[What you will do]
Pick out all lines with the word "linestyle" from the records that follow.

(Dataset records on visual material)
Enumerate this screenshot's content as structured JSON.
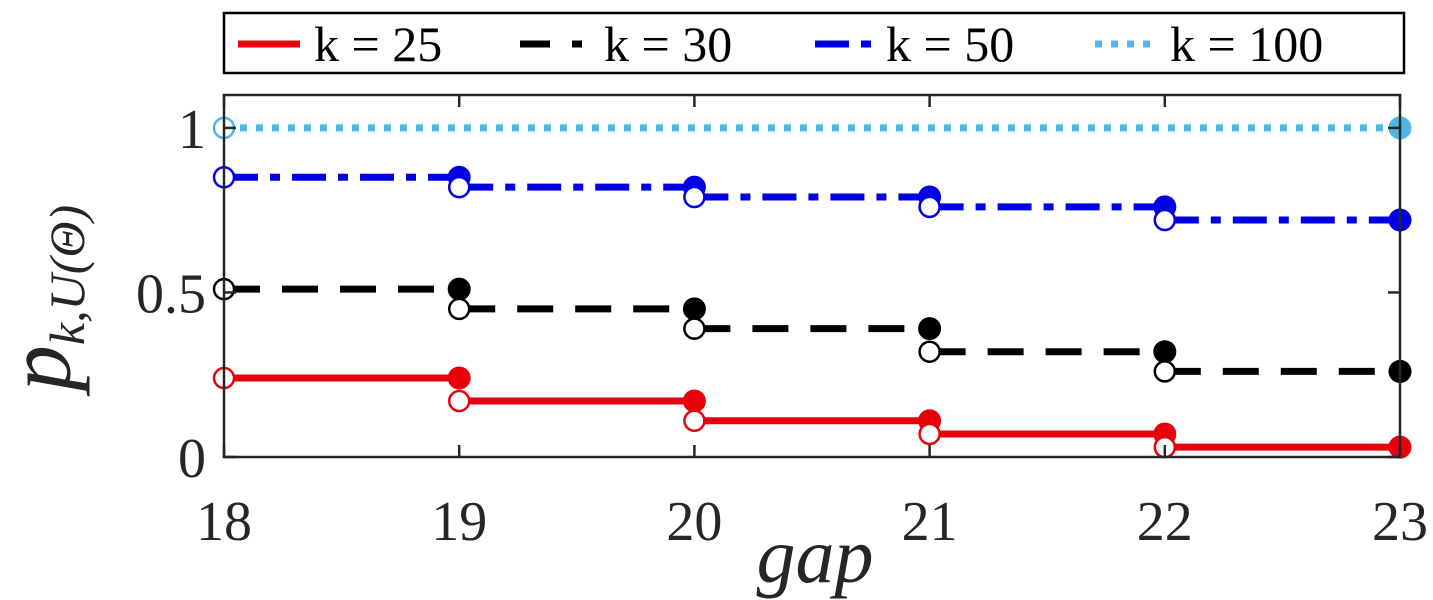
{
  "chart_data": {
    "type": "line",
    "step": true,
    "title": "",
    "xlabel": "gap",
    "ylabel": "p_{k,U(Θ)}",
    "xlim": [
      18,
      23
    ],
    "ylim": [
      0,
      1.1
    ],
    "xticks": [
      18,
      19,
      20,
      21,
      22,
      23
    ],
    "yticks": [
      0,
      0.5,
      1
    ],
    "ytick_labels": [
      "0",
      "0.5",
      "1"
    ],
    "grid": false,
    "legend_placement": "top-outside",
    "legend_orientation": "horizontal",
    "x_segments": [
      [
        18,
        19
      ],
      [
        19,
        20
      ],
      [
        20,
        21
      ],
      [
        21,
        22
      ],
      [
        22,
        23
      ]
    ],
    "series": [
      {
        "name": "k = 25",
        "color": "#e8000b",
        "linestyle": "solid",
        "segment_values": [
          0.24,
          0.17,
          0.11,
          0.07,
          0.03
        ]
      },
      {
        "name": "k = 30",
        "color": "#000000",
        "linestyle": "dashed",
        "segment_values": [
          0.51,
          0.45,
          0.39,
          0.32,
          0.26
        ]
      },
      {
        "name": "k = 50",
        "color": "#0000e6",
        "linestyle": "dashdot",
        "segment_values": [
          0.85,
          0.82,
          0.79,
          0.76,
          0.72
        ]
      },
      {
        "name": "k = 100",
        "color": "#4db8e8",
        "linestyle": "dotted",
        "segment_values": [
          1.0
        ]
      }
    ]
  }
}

--

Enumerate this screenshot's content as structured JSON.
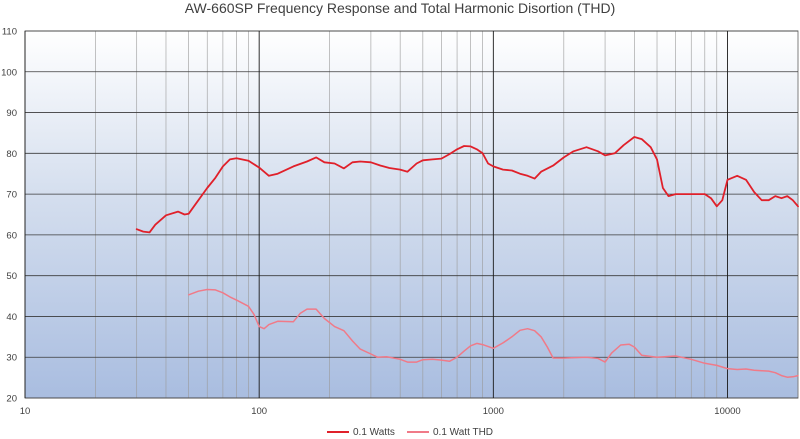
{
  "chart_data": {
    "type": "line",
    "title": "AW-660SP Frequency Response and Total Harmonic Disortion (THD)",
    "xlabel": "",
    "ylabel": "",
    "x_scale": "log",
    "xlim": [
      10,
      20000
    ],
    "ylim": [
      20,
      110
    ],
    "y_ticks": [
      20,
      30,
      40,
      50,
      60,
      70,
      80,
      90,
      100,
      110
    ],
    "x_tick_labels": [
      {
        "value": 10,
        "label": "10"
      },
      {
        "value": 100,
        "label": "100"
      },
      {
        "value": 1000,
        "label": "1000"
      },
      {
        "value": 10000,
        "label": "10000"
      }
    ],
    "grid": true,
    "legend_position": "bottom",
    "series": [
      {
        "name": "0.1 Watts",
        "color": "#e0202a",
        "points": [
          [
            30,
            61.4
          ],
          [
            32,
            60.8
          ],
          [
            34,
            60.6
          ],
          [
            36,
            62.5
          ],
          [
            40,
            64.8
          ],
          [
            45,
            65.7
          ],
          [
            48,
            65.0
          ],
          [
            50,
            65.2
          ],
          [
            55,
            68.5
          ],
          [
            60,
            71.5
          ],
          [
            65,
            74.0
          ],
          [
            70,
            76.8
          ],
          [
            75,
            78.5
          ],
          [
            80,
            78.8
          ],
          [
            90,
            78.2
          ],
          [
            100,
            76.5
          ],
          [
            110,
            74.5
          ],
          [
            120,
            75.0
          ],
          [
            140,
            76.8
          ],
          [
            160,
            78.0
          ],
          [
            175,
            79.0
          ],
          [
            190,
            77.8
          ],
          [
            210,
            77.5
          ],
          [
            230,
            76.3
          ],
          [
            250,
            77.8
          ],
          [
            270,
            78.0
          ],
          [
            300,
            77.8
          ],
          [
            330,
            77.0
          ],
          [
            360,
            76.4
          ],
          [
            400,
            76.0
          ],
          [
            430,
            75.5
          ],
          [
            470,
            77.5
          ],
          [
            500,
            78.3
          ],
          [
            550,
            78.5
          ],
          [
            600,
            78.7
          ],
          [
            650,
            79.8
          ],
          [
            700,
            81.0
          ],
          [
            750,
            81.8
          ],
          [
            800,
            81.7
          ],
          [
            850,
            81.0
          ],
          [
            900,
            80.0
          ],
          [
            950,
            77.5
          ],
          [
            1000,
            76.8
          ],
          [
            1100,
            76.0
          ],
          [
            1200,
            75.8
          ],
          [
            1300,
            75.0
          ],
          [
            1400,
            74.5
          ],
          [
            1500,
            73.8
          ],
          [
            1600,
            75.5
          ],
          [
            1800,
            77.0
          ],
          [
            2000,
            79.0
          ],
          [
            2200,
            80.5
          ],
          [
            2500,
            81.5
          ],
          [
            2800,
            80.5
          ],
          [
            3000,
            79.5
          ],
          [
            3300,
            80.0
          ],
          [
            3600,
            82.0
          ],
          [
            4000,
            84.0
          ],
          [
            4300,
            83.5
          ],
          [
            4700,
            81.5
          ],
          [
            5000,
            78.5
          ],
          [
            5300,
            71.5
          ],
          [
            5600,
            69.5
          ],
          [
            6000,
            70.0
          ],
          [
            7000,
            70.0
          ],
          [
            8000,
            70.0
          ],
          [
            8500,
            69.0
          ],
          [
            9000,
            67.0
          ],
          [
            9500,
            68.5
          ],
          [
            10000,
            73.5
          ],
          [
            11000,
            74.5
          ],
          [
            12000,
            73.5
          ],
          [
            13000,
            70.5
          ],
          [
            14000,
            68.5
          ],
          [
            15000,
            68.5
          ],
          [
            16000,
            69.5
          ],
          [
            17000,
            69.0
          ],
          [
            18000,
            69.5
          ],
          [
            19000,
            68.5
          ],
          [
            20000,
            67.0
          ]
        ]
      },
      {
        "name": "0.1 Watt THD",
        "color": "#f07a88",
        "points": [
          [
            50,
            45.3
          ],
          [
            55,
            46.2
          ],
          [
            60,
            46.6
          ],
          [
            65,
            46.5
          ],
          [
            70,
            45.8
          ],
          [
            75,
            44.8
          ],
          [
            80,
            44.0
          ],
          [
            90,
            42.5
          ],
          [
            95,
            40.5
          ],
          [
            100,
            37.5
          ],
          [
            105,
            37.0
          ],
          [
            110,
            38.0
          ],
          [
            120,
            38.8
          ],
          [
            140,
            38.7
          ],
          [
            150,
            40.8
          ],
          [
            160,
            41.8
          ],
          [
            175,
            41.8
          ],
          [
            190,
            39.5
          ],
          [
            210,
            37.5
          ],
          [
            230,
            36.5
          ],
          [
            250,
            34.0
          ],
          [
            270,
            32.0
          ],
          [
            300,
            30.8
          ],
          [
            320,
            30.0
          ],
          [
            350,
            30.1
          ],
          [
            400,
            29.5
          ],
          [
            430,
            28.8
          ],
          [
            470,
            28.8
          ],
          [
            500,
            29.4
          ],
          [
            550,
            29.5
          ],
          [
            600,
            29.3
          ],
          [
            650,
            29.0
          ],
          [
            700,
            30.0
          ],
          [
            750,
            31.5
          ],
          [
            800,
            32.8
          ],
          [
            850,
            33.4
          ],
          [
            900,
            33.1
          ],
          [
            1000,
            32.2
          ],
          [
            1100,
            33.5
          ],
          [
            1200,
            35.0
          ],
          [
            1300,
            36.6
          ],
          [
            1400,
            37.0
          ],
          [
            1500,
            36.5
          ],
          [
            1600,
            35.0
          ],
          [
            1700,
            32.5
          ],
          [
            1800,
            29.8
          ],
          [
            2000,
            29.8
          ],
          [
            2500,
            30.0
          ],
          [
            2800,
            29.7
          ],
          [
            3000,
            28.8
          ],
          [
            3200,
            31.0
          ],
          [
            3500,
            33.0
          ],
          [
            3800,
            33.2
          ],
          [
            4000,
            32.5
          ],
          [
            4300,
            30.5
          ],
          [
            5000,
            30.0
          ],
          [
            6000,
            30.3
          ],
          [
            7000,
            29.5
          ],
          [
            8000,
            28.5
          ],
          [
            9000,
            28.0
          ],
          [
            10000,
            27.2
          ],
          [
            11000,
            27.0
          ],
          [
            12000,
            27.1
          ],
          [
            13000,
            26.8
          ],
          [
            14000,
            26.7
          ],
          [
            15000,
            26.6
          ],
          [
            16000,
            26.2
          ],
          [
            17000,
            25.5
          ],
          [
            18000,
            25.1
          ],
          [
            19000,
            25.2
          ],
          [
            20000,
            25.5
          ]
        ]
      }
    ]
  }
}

[Response to the task]
        "linestyle": "solid",
        "linestyle": "dashed",
        "linestyle": "dashdot",
        "linestyle": "dotted",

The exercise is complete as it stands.